**RECORDED DATA:**
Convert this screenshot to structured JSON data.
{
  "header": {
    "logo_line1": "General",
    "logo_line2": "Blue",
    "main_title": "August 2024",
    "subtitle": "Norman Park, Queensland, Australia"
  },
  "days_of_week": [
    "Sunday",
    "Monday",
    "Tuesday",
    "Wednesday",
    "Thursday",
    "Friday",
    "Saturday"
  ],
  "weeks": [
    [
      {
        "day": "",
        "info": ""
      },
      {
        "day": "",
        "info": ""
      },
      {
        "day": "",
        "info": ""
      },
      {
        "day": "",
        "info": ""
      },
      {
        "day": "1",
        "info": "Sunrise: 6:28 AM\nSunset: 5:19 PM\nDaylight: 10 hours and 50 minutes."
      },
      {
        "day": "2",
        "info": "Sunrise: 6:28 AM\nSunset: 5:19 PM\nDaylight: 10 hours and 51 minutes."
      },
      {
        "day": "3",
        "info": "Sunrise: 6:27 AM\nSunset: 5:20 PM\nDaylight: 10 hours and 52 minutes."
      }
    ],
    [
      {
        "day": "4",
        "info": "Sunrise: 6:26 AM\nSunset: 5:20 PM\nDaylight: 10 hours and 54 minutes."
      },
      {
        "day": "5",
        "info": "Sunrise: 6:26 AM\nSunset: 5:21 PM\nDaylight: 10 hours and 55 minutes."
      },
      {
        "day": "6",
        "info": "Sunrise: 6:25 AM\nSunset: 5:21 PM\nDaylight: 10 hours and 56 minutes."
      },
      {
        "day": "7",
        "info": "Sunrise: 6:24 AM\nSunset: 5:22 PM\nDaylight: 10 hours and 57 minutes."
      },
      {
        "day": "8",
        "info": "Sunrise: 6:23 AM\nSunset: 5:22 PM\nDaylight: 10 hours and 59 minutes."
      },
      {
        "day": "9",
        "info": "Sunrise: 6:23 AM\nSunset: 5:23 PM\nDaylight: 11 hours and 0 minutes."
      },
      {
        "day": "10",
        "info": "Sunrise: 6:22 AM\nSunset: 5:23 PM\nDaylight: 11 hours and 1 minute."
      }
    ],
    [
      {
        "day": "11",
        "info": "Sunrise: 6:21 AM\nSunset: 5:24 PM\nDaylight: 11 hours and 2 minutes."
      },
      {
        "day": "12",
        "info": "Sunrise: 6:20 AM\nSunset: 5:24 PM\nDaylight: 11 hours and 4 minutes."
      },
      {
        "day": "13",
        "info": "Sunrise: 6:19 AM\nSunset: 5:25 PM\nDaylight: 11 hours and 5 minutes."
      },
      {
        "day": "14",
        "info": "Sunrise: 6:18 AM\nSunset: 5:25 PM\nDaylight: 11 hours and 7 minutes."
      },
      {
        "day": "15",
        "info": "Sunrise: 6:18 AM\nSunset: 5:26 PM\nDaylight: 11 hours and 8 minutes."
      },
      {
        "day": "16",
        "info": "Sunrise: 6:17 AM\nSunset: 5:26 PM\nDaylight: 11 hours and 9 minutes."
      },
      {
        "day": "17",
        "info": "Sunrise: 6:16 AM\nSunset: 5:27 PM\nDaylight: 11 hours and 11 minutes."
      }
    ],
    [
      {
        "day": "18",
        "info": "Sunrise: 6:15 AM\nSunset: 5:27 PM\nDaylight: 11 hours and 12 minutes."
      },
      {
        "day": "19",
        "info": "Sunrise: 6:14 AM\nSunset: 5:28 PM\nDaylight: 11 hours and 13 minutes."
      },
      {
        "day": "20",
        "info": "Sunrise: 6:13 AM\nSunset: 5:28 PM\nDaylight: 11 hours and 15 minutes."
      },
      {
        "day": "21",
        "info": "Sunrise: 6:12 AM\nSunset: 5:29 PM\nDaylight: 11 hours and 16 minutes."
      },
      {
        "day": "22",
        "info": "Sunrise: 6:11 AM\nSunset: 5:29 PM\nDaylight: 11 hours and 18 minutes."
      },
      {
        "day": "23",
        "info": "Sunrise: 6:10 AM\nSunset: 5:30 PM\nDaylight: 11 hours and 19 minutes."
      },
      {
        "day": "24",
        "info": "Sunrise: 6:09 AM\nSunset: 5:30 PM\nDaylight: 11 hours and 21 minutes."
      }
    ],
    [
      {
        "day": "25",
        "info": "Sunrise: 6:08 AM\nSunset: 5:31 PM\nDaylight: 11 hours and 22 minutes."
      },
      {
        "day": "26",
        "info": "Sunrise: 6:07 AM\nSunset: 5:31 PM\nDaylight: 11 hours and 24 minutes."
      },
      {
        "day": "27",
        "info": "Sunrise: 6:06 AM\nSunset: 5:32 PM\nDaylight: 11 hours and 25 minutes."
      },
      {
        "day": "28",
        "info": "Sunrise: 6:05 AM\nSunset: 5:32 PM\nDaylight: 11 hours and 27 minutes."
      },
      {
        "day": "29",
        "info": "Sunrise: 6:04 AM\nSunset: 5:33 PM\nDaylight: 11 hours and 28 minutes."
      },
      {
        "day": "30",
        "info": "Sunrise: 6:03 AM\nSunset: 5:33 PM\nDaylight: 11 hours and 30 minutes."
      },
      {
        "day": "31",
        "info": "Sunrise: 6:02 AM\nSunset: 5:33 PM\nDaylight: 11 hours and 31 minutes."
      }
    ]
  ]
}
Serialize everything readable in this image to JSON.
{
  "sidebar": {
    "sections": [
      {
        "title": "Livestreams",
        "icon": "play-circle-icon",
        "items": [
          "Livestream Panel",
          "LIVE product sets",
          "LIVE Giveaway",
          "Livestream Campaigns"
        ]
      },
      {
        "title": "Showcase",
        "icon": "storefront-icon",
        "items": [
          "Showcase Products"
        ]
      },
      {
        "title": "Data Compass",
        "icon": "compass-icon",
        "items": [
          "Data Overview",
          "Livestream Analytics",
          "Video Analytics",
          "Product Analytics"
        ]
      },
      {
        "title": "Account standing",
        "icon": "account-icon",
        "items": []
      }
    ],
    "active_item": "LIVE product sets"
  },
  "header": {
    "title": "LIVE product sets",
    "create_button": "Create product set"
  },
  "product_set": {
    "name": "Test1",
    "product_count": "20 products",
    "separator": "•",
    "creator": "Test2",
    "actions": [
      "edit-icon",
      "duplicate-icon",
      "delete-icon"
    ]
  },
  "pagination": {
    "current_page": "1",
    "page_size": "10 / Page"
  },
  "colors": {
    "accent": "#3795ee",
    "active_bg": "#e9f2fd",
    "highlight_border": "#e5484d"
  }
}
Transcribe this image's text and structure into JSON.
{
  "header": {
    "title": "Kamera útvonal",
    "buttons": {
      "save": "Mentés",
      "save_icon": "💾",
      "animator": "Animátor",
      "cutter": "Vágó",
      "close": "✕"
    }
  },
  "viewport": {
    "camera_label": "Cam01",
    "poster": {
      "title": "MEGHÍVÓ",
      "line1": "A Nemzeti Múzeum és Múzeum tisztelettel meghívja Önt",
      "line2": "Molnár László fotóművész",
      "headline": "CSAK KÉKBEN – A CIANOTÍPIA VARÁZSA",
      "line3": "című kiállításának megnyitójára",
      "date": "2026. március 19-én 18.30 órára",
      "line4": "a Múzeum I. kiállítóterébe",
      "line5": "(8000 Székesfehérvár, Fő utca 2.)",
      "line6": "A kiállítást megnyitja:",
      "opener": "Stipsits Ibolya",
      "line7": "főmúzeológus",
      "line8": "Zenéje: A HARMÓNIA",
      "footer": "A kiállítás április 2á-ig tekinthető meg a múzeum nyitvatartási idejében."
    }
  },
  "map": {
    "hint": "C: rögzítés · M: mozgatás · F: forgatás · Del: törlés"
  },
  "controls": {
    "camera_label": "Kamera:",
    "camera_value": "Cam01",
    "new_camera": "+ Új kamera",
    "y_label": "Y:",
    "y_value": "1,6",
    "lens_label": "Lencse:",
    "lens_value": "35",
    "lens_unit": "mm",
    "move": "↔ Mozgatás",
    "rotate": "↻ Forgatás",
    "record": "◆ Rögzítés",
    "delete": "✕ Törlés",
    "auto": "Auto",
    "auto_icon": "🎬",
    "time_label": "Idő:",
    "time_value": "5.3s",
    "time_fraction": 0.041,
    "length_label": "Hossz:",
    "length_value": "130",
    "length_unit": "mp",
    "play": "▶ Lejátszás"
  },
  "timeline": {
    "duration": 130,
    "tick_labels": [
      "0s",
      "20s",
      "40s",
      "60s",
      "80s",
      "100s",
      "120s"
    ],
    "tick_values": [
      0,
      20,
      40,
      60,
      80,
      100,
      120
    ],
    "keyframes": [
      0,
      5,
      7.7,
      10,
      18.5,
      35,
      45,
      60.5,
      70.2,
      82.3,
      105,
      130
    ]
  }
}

**THE EXERCISE:** Search the listing above for the string "play". Copy every line that contains it.

**SOLVED PROBLEM:**
        "icon": "play-circle-icon",
    "play": "▶ Lejátszás"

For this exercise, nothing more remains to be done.